*Task objective*.
Select the lines that hold the word "sample" and copy each one.

___ Information provided ___

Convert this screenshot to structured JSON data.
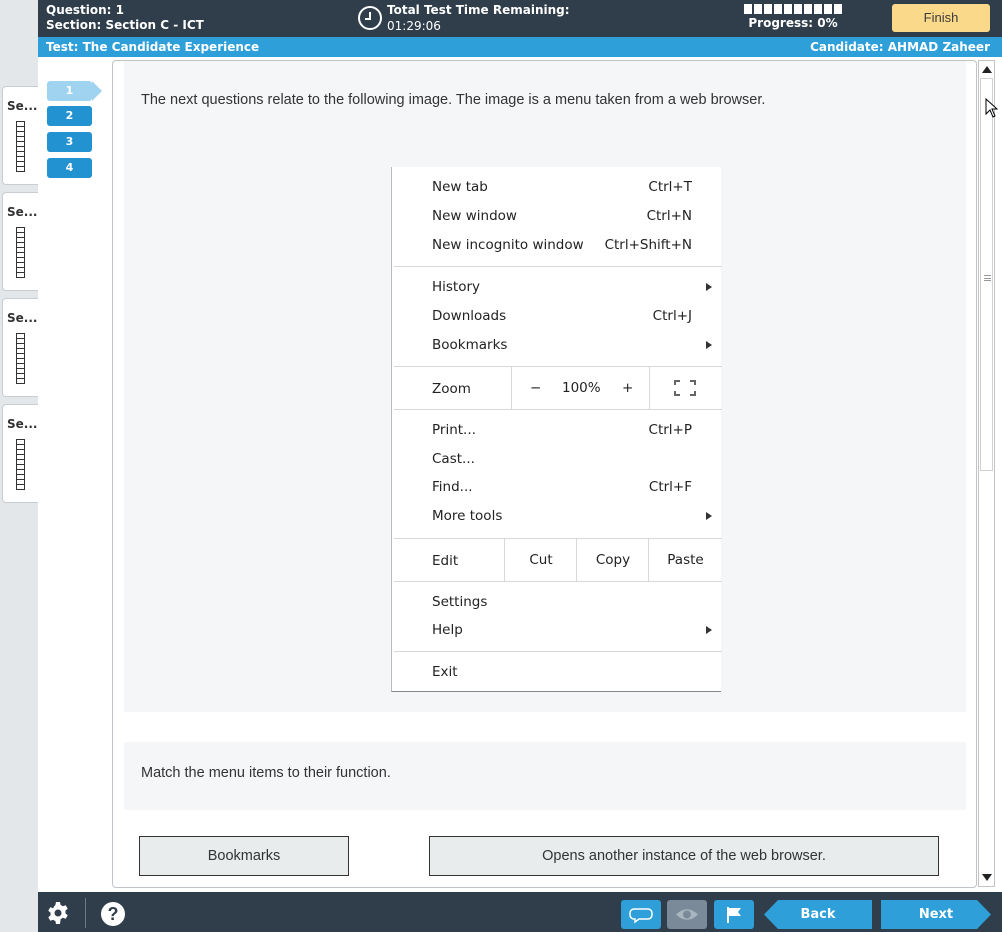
{
  "header": {
    "question_label": "Question: 1",
    "section_label": "Section: Section C - ICT",
    "timer_title": "Total Test Time Remaining:",
    "timer_value": "01:29:06",
    "progress_label": "Progress: 0%",
    "progress_value": 0,
    "finish_label": "Finish"
  },
  "subheader": {
    "test_label": "Test: The Candidate Experience",
    "candidate_label": "Candidate: AHMAD Zaheer"
  },
  "sections": [
    {
      "label": "Se..."
    },
    {
      "label": "Se..."
    },
    {
      "label": "Se..."
    },
    {
      "label": "Se..."
    }
  ],
  "questions": [
    {
      "label": "1"
    },
    {
      "label": "2"
    },
    {
      "label": "3"
    },
    {
      "label": "4"
    }
  ],
  "stem_text": "The next questions relate to the following image. The image is a menu taken from a web browser.",
  "browser_menu": {
    "items1": [
      {
        "name": "New tab",
        "shortcut": "Ctrl+T"
      },
      {
        "name": "New window",
        "shortcut": "Ctrl+N"
      },
      {
        "name": "New incognito window",
        "shortcut": "Ctrl+Shift+N"
      }
    ],
    "items2": [
      {
        "name": "History",
        "shortcut": ""
      },
      {
        "name": "Downloads",
        "shortcut": "Ctrl+J"
      },
      {
        "name": "Bookmarks",
        "shortcut": ""
      }
    ],
    "zoom": {
      "label": "Zoom",
      "minus": "−",
      "value": "100%",
      "plus": "+"
    },
    "items3": [
      {
        "name": "Print...",
        "shortcut": "Ctrl+P"
      },
      {
        "name": "Cast...",
        "shortcut": ""
      },
      {
        "name": "Find...",
        "shortcut": "Ctrl+F"
      },
      {
        "name": "More tools",
        "shortcut": ""
      }
    ],
    "edit": {
      "label": "Edit",
      "cut": "Cut",
      "copy": "Copy",
      "paste": "Paste"
    },
    "items4": [
      {
        "name": "Settings",
        "shortcut": ""
      },
      {
        "name": "Help",
        "shortcut": ""
      }
    ],
    "exit": "Exit"
  },
  "instruction_text": "Match the menu items to their function.",
  "options": {
    "left": "Bookmarks",
    "right": "Opens another instance of the web browser."
  },
  "footer": {
    "back_label": "Back",
    "next_label": "Next",
    "help_glyph": "?"
  }
}
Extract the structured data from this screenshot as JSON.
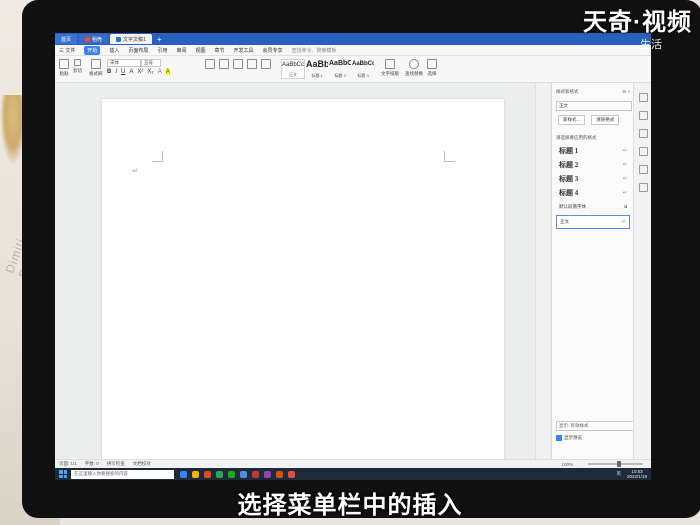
{
  "watermark": {
    "brand": "天奇·视频",
    "overlay_text": "生活"
  },
  "subtitle": "选择菜单栏中的插入",
  "desk": {
    "text": "Dimiti Duran"
  },
  "titlebar": {
    "tabs": [
      {
        "label": "首页"
      },
      {
        "label": "稻壳"
      },
      {
        "label": "文字文稿1"
      }
    ],
    "new_tab": "+"
  },
  "menubar": {
    "file": "三 文件",
    "items": [
      "开始",
      "插入",
      "页面布局",
      "引用",
      "审阅",
      "视图",
      "章节",
      "开发工具",
      "会员专享"
    ],
    "search": "查找命令、搜索模板"
  },
  "ribbon": {
    "paste": "粘贴",
    "cut": "剪切",
    "copy": "复制",
    "format_painter": "格式刷",
    "font_name": "宋体",
    "font_size": "五号",
    "format_glyphs": [
      "B",
      "I",
      "U",
      "A",
      "X²",
      "X₂",
      "A",
      "A"
    ],
    "styles": [
      {
        "sample": "AaBbCcDd",
        "label": "正文"
      },
      {
        "sample": "AaBb",
        "label": "标题 1"
      },
      {
        "sample": "AaBbC",
        "label": "标题 2"
      },
      {
        "sample": "AaBbCc",
        "label": "标题 3"
      }
    ],
    "text_layout": "文字排版",
    "find_replace": "查找替换",
    "select": "选择"
  },
  "pane": {
    "title": "样式和格式",
    "current_style": "正文",
    "new_style": "新样式...",
    "clear_format": "清除格式",
    "apply_label": "请选择要应用的格式",
    "styles": [
      {
        "name": "标题 1",
        "heading": true
      },
      {
        "name": "标题 2",
        "heading": true
      },
      {
        "name": "标题 3",
        "heading": true
      },
      {
        "name": "标题 4",
        "heading": true
      },
      {
        "name": "默认段落字体",
        "heading": false
      },
      {
        "name": "正文",
        "heading": false,
        "selected": true
      }
    ],
    "show_label": "显示: 有效样式",
    "preview_label": "显示预览"
  },
  "statusbar": {
    "page": "页面: 1/1",
    "words": "字数: 0",
    "spellcheck": "拼写检查",
    "compat": "文档校对",
    "zoom": "100%"
  },
  "taskbar": {
    "search_placeholder": "在这里输入你要搜索的内容",
    "time": "10:53",
    "date": "2022/1/19",
    "ime": "英"
  }
}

___

*Exercise answer*.
        "sample": "AaBbCcDd",
        "sample": "AaBb",
        "sample": "AaBbC",
        "sample": "AaBbCc",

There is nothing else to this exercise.